§ TÂCHE À RÉALISER
Recopiez à l'identique le passage de l'extrait sur les législatives tchadiennes qui va de « Les élections législatives » jusqu'à « des magouilles indéniables. » inclus.

§ EXTRAIT DE PAGE
Les élections législatives au Tchad, maintes fois différées depuis plus de 5 ans, ont finalement été fixées à octobre 2021. Le Maréchal dictateur Idriss Déby ayant successivement justifié leur report, des fois à cause des difficultés financières, d’autres fois c’est l’alibi de la menace terroriste, et la dernière trouvaille est le Covid-19. Toute situation est propice pour charger l’opposition qui s’arrime en ordre dispersé à cause des magouilles indéniables.

Depuis 2011, l’actuelle Assemblée nationale est complètement dominée par le parti (MPS) honni par les Tchadiens grâce à un jeu de chaise grâce à des minuscules partis politiques créés pour le désordre démocratique. Idriss Déby règne en vrai potentat des airs nouveaux, dirigeant un pays dans lequel la précarité de la population n’a pas changé en presque 30 ans de gouvernance sans partage.

§ INFORMATIONS

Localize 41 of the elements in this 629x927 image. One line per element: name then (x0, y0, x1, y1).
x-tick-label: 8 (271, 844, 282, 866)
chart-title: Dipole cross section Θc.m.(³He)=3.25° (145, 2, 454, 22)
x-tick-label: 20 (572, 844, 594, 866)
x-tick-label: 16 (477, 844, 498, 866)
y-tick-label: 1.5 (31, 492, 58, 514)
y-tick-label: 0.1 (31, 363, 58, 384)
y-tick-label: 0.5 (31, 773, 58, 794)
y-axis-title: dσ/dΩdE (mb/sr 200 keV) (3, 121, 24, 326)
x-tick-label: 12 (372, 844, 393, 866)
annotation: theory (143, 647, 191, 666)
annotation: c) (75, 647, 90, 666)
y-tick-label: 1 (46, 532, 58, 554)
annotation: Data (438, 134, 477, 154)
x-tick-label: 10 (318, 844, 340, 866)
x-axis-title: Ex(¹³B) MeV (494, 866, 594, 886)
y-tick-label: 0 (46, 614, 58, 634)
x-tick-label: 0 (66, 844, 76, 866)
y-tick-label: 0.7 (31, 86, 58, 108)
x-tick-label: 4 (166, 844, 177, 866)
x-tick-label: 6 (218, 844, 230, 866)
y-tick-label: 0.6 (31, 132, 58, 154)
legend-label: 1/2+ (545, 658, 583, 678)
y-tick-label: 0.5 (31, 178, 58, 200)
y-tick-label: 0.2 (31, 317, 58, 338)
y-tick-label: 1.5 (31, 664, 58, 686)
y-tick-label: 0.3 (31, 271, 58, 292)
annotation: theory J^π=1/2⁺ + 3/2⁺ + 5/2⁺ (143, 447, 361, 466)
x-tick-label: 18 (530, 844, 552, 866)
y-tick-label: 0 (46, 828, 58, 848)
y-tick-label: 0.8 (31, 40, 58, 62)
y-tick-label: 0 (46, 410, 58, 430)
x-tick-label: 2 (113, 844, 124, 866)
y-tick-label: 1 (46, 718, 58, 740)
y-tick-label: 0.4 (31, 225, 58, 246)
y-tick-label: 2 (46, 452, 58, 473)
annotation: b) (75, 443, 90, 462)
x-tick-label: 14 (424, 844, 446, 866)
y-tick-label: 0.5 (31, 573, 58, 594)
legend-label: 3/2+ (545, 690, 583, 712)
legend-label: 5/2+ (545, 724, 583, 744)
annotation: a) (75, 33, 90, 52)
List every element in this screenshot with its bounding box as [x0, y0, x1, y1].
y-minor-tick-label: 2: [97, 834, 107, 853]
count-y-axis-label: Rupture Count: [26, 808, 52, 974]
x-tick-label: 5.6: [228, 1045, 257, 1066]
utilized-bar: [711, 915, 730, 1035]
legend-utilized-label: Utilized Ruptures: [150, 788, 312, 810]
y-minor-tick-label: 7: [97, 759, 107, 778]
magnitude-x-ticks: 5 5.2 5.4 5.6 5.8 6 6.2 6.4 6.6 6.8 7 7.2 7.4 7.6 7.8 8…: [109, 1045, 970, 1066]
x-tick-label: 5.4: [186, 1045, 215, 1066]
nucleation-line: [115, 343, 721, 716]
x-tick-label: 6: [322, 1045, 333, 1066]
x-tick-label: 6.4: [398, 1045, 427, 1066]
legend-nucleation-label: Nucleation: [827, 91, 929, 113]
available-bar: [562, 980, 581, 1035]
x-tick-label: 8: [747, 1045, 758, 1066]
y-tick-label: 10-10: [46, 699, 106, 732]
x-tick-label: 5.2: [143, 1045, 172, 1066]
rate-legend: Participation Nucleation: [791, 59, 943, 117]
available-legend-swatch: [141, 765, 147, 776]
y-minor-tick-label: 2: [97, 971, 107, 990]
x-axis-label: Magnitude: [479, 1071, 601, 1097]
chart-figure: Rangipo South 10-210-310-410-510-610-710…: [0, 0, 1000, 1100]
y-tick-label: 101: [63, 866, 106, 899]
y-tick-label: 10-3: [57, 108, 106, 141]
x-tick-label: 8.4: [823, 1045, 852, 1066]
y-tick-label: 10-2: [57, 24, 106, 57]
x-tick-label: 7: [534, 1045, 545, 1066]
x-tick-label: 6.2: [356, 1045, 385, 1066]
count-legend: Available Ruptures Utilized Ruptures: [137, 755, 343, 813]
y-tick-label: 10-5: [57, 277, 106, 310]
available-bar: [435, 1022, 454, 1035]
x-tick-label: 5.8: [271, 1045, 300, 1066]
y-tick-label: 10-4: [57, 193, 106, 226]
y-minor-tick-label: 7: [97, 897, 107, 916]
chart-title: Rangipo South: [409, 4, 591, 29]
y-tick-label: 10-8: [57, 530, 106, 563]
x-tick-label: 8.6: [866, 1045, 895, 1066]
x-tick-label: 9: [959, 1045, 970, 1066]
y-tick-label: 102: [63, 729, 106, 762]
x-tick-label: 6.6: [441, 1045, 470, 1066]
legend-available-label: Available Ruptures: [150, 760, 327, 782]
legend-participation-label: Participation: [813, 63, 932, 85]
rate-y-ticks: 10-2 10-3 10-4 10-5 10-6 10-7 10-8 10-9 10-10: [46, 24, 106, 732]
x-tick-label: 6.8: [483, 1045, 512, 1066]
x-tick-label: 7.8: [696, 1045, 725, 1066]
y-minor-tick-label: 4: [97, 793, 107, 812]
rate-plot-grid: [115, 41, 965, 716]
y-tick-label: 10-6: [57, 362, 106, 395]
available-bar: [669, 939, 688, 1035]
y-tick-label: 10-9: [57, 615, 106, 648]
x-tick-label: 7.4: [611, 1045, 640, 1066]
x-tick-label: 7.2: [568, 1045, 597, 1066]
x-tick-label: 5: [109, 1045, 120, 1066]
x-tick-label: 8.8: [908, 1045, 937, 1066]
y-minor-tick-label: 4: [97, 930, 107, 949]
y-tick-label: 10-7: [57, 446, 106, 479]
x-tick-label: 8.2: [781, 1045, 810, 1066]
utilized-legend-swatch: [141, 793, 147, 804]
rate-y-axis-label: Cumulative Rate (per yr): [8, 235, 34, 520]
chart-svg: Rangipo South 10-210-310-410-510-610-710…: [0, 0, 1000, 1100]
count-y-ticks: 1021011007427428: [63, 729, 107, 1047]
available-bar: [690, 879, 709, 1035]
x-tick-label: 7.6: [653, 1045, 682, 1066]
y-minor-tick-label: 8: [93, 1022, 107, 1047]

§ RÉPONSE ATTENDUE
Les élections législatives au Tchad, maintes fois différées depuis plus de 5 ans, ont finalement été fixées à octobre 2021. Le Maréchal dictateur Idriss Déby ayant successivement justifié leur report, des fois à cause des difficultés financières, d’autres fois c’est l’alibi de la menace terroriste, et la dernière trouvaille est le Covid-19. Toute situation est propice pour charger l’opposition qui s’arrime en ordre dispersé à cause des magouilles indéniables.